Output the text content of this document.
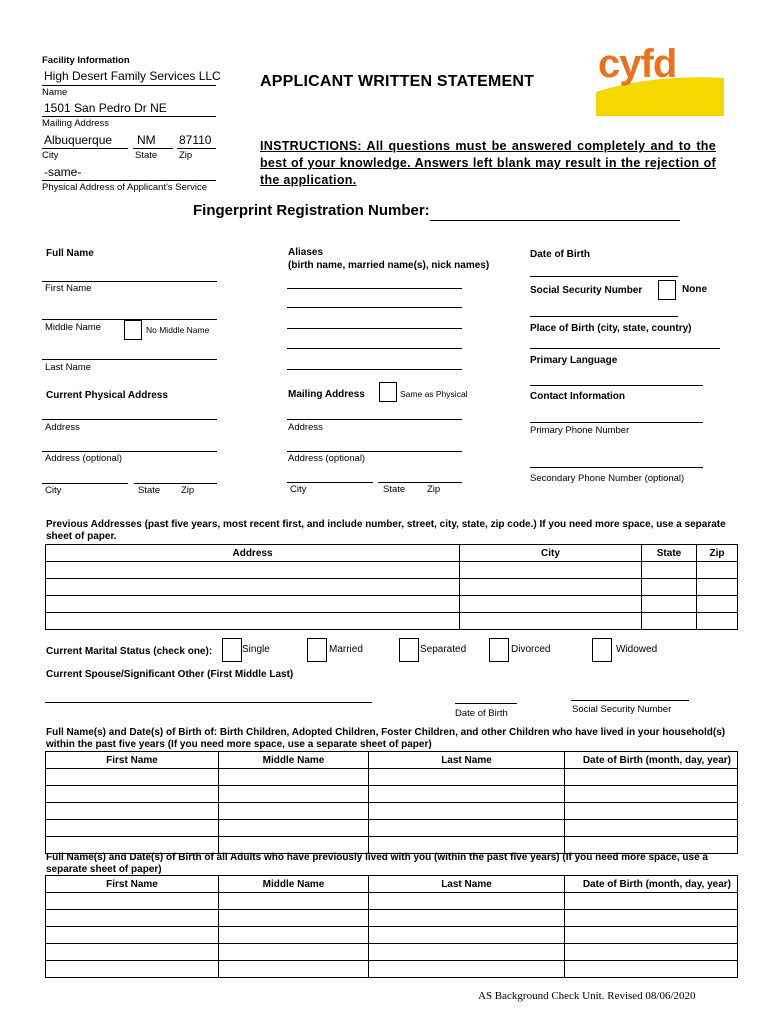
Facility Information
High Desert Family Services LLC
Name
1501 San Pedro Dr NE
Mailing Address
Albuquerque NM 87110
City	State Zip
-same-
Physical Address of Applicant's Service
APPLICANT WRITTEN STATEMENT cyfd
INSTRUCTIONS: All questions must be answered completely and to the best of your knowledge. Answers left blank may result in the rejection of the application.
Fingerprint Registration Number:
Full Name
First Name
Middle Name	No Middle Name
Last Name
Current Physical Address
Address
Address (optional)
City	State Zip
Aliases
(birth name, married name(s), nick names)
Mailing Address	Same as Physical
Address
Address (optional)
City	State Zip
Date of Birth
Social Security Number	None
Place of Birth (city, state, country)
Primary Language
Contact Information
Primary Phone Number
Secondary Phone Number (optional)
Previous Addresses (past five years, most recent first, and include number, street, city, state, zip code.) If you need more space, use a separate sheet of paper.
Address	City	State	Zip

Current Marital Status (check one):	Single	Married	Separated	Divorced	Widowed
Current Spouse/Significant Other (First Middle Last)
Date of Birth	Social Security Number
Full Name(s) and Date(s) of Birth of: Birth Children, Adopted Children, Foster Children, and other Children who have lived in your household(s) within the past five years (If you need more space, use a separate sheet of paper)
First Name	Middle Name	Last Name	Date of Birth (month, day, year)

Full Name(s) and Date(s) of Birth of all Adults who have previously lived with you (within the past five years) (If you need more space, use a separate sheet of paper)
First Name	Middle Name	Last Name	Date of Birth (month, day, year)

AS Background Check Unit. Revised 08/06/2020
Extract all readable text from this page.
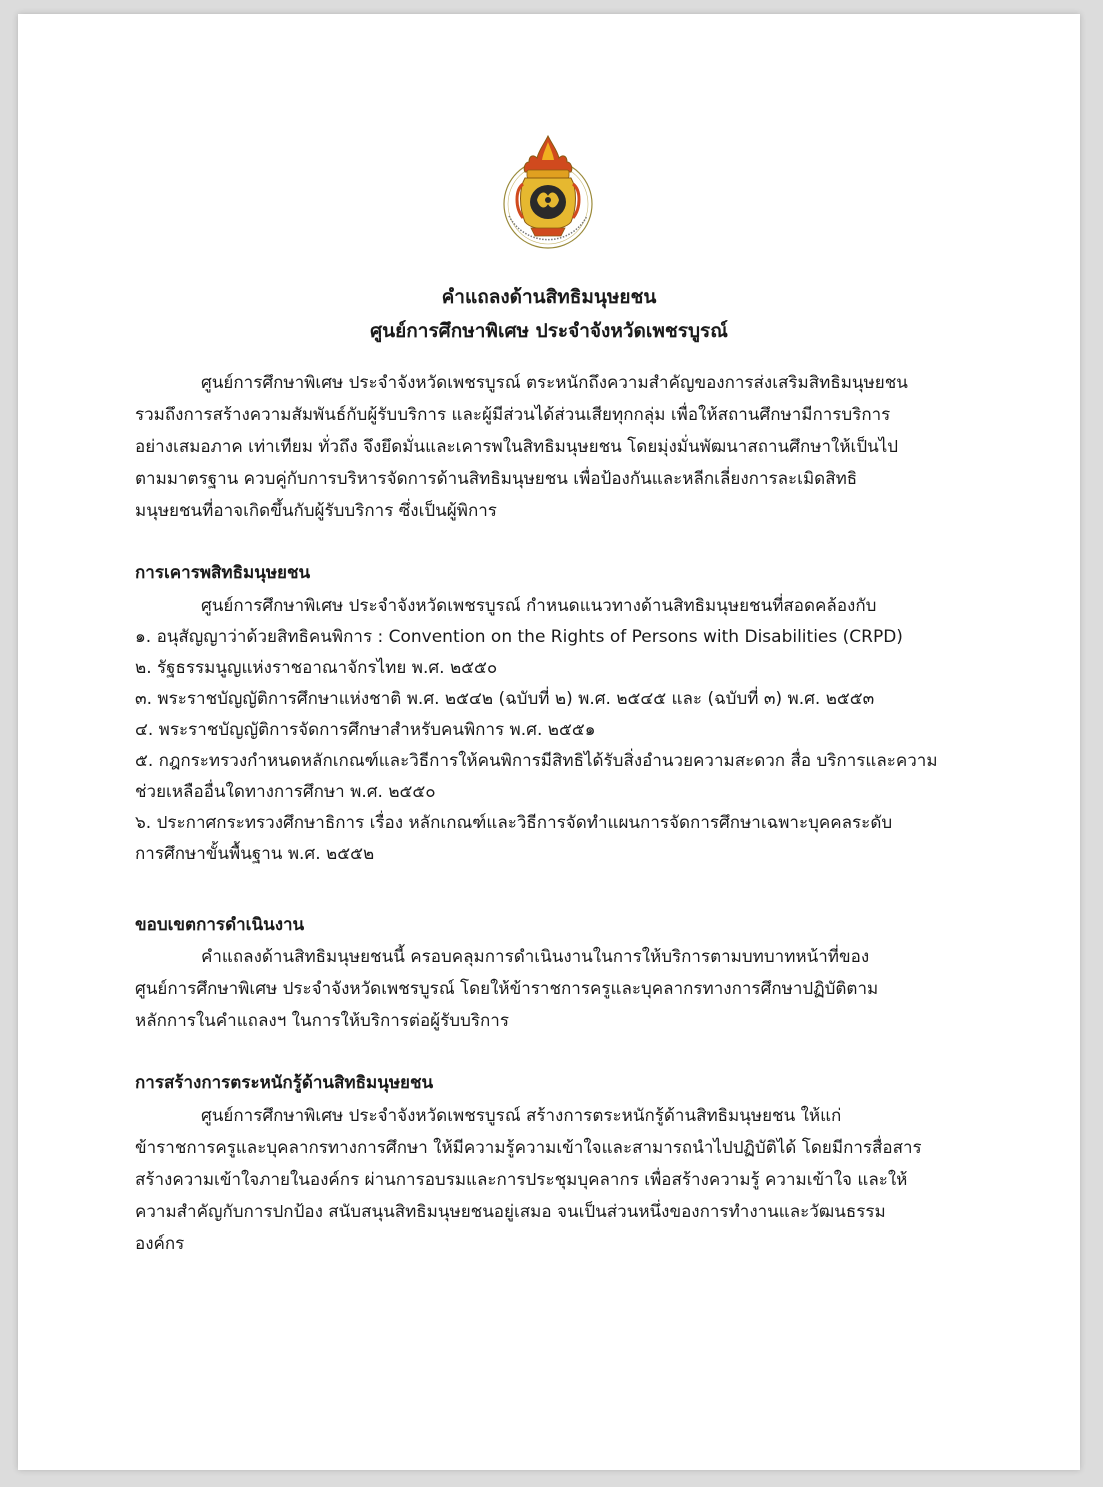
คำแถลงด้านสิทธิมนุษยชน
ศูนย์การศึกษาพิเศษ ประจำจังหวัดเพชรบูรณ์
ศูนย์การศึกษาพิเศษ ประจำจังหวัดเพชรบูรณ์ ตระหนักถึงความสำคัญของการส่งเสริมสิทธิมนุษยชน
รวมถึงการสร้างความสัมพันธ์กับผู้รับบริการ และผู้มีส่วนได้ส่วนเสียทุกกลุ่ม เพื่อให้สถานศึกษามีการบริการ
อย่างเสมอภาค เท่าเทียม ทั่วถึง จึงยึดมั่นและเคารพในสิทธิมนุษยชน โดยมุ่งมั่นพัฒนาสถานศึกษาให้เป็นไป
ตามมาตรฐาน ควบคู่กับการบริหารจัดการด้านสิทธิมนุษยชน เพื่อป้องกันและหลีกเลี่ยงการละเมิดสิทธิ
มนุษยชนที่อาจเกิดขึ้นกับผู้รับบริการ ซึ่งเป็นผู้พิการ
การเคารพสิทธิมนุษยชน
ศูนย์การศึกษาพิเศษ ประจำจังหวัดเพชรบูรณ์ กำหนดแนวทางด้านสิทธิมนุษยชนที่สอดคล้องกับ
๑. อนุสัญญาว่าด้วยสิทธิคนพิการ : Convention on the Rights of Persons with Disabilities (CRPD)
๒. รัฐธรรมนูญแห่งราชอาณาจักรไทย พ.ศ. ๒๕๕๐
๓. พระราชบัญญัติการศึกษาแห่งชาติ พ.ศ. ๒๕๔๒ (ฉบับที่ ๒) พ.ศ. ๒๕๔๕ และ (ฉบับที่ ๓) พ.ศ. ๒๕๕๓
๔. พระราชบัญญัติการจัดการศึกษาสำหรับคนพิการ พ.ศ. ๒๕๕๑
๕. กฎกระทรวงกำหนดหลักเกณฑ์และวิธีการให้คนพิการมีสิทธิได้รับสิ่งอำนวยความสะดวก สื่อ บริการและความ
ช่วยเหลืออื่นใดทางการศึกษา พ.ศ. ๒๕๕๐
๖. ประกาศกระทรวงศึกษาธิการ เรื่อง หลักเกณฑ์และวิธีการจัดทำแผนการจัดการศึกษาเฉพาะบุคคลระดับ
การศึกษาขั้นพื้นฐาน พ.ศ. ๒๕๕๒
ขอบเขตการดำเนินงาน
คำแถลงด้านสิทธิมนุษยชนนี้ ครอบคลุมการดำเนินงานในการให้บริการตามบทบาทหน้าที่ของ
ศูนย์การศึกษาพิเศษ ประจำจังหวัดเพชรบูรณ์ โดยให้ข้าราชการครูและบุคลากรทางการศึกษาปฏิบัติตาม
หลักการในคำแถลงฯ ในการให้บริการต่อผู้รับบริการ
การสร้างการตระหนักรู้ด้านสิทธิมนุษยชน
ศูนย์การศึกษาพิเศษ ประจำจังหวัดเพชรบูรณ์ สร้างการตระหนักรู้ด้านสิทธิมนุษยชน ให้แก่
ข้าราชการครูและบุคลากรทางการศึกษา ให้มีความรู้ความเข้าใจและสามารถนำไปปฏิบัติได้ โดยมีการสื่อสาร
สร้างความเข้าใจภายในองค์กร ผ่านการอบรมและการประชุมบุคลากร เพื่อสร้างความรู้ ความเข้าใจ และให้
ความสำคัญกับการปกป้อง สนับสนุนสิทธิมนุษยชนอยู่เสมอ จนเป็นส่วนหนึ่งของการทำงานและวัฒนธรรม
องค์กร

──────────────────────────────

Direction: From the entries above, copy every line containing the word "within".

Answer to this exercise:
Full Name(s) and Date(s) of Birth of: Birth Children, Adopted Children, Foster Children, and other Children who have lived in your household(s) within the past five years (If you need more space, use a separate sheet of paper)
Full Name(s) and Date(s) of Birth of all Adults who have previously lived with you (within the past five years) (If you need more space, use a separate sheet of paper)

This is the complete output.